Copy every line of the entries that includes the word "дополнить".

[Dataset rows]
···

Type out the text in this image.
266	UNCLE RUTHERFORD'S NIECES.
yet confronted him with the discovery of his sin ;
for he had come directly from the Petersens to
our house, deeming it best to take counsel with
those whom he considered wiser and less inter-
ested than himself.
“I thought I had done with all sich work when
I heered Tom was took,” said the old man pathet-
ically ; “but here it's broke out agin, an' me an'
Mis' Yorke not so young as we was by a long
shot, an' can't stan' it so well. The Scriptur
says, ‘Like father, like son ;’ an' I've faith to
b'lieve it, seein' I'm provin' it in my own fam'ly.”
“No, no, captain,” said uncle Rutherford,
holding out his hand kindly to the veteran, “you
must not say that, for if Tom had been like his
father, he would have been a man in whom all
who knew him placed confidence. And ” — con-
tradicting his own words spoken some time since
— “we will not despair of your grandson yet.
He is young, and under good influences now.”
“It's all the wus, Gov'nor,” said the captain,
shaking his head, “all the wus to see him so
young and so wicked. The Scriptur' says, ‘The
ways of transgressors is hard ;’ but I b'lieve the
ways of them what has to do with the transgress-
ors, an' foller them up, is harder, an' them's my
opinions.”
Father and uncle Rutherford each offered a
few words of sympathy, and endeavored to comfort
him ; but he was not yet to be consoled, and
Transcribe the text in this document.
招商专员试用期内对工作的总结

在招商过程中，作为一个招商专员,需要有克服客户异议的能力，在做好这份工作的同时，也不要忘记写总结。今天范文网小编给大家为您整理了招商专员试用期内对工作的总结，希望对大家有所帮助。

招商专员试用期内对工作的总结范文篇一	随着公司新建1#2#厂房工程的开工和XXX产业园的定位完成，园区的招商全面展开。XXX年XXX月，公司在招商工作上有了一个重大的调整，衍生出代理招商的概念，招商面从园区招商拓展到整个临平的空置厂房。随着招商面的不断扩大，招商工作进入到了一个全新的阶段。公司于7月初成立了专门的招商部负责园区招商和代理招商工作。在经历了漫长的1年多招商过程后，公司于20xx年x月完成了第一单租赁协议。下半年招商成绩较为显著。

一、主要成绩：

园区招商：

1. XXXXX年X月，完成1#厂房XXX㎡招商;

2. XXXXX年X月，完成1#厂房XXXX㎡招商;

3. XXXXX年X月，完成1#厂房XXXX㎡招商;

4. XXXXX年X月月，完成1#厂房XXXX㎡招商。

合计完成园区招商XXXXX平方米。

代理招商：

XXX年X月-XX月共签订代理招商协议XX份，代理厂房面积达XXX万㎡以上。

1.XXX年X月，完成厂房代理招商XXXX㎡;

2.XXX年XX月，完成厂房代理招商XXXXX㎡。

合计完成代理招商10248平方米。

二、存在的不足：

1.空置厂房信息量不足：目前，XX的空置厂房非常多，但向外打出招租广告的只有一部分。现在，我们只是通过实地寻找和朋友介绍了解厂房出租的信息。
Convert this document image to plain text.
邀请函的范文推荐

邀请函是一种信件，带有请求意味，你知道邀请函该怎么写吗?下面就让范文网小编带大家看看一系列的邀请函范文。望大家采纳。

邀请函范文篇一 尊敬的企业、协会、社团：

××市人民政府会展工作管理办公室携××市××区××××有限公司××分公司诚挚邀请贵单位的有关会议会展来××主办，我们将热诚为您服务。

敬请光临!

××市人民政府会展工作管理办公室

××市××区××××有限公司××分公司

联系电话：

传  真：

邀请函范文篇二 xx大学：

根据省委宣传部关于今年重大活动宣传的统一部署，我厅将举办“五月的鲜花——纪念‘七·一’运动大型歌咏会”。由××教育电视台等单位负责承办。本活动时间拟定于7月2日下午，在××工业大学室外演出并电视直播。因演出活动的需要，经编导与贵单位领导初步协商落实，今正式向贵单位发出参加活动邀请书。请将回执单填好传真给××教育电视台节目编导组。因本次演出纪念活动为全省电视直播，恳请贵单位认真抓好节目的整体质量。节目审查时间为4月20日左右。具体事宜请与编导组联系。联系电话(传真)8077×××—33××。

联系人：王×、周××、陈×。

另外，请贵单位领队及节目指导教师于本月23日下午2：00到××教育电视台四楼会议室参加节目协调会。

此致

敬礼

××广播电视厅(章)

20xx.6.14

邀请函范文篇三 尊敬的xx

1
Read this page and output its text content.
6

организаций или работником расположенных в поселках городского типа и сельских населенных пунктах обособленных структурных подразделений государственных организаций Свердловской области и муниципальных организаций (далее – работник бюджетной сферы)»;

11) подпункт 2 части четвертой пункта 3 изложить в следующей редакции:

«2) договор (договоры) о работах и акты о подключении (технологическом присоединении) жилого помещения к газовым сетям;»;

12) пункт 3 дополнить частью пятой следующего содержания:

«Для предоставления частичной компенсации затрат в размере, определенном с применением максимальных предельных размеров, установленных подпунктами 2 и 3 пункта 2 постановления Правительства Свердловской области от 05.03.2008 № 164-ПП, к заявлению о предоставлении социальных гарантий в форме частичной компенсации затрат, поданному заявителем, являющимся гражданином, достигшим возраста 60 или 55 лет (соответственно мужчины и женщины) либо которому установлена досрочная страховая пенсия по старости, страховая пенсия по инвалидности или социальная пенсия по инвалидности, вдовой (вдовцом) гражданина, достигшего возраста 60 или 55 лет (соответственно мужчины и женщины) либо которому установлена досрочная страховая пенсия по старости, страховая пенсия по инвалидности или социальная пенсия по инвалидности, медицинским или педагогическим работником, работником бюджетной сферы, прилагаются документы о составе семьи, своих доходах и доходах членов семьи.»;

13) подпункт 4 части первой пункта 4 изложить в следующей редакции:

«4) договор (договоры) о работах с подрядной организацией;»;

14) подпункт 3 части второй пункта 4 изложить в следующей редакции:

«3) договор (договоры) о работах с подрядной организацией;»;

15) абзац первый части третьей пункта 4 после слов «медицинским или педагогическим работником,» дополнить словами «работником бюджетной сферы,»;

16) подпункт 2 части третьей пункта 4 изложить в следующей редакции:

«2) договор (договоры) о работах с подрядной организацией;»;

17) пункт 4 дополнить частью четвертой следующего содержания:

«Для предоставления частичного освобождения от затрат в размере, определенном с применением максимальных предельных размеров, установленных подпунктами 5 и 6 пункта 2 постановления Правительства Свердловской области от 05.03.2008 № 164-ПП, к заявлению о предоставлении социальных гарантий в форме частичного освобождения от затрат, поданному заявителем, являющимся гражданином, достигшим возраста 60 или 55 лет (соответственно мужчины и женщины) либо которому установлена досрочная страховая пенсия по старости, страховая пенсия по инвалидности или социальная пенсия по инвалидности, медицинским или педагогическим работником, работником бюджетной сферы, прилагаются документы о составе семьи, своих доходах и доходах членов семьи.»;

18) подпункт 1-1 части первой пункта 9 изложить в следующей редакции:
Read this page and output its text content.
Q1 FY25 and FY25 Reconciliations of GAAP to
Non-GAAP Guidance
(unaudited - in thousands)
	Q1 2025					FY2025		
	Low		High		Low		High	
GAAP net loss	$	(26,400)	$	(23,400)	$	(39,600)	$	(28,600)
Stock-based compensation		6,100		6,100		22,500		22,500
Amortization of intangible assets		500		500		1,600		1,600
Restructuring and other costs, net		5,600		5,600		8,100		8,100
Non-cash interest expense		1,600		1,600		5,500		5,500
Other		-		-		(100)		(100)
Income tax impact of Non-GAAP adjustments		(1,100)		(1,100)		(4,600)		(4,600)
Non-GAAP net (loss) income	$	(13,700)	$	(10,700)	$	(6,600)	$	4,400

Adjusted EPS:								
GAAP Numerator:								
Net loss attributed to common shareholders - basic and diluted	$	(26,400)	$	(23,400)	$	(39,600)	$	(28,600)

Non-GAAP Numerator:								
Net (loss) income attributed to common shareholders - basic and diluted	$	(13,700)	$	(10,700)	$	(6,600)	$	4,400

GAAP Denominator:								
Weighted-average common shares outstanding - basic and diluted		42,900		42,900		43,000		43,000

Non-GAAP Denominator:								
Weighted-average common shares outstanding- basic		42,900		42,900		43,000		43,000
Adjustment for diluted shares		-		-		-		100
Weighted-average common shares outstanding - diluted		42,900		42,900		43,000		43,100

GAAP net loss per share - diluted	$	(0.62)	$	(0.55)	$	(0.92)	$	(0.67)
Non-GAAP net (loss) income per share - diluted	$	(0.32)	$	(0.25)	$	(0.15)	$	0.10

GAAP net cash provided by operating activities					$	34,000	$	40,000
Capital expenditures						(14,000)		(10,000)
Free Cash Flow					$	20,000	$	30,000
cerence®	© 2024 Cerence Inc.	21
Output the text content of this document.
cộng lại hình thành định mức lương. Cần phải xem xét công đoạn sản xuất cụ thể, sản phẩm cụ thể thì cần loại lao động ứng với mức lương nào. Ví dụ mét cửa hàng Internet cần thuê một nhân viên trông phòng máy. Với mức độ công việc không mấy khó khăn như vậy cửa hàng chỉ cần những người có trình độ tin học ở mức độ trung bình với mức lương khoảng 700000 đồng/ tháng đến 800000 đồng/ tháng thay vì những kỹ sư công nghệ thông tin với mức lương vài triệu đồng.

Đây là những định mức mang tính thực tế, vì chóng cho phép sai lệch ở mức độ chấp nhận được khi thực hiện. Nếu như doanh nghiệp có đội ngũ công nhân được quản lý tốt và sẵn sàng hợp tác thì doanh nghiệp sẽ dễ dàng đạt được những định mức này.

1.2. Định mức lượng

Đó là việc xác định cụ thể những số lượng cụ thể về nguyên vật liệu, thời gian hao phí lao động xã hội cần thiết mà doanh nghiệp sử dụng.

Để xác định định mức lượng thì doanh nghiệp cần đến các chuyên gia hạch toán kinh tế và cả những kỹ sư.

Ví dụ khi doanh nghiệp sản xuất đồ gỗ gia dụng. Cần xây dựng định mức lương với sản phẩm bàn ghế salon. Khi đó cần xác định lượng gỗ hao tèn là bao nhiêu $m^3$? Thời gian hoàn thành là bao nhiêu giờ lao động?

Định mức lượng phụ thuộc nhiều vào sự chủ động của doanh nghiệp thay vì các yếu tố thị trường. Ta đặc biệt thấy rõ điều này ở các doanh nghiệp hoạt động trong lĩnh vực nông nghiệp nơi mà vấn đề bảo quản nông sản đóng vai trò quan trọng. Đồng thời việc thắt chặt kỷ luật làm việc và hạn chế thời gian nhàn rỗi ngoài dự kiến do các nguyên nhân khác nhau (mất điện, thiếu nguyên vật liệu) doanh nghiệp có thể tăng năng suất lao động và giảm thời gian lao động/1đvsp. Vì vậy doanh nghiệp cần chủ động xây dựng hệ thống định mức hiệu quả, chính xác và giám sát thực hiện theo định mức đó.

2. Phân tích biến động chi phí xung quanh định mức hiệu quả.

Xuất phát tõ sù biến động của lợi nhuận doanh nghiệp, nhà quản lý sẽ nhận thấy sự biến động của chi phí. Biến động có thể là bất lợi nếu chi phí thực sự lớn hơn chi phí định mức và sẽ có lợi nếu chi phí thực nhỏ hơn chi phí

···

> **Correct response**
12) пункт 3 дополнить частью пятой следующего содержания:
15) абзац первый части третьей пункта 4 после слов «медицинским или педагогическим работником,» дополнить словами «работником бюджетной сферы,»;
17) пункт 4 дополнить частью четвертой следующего содержания:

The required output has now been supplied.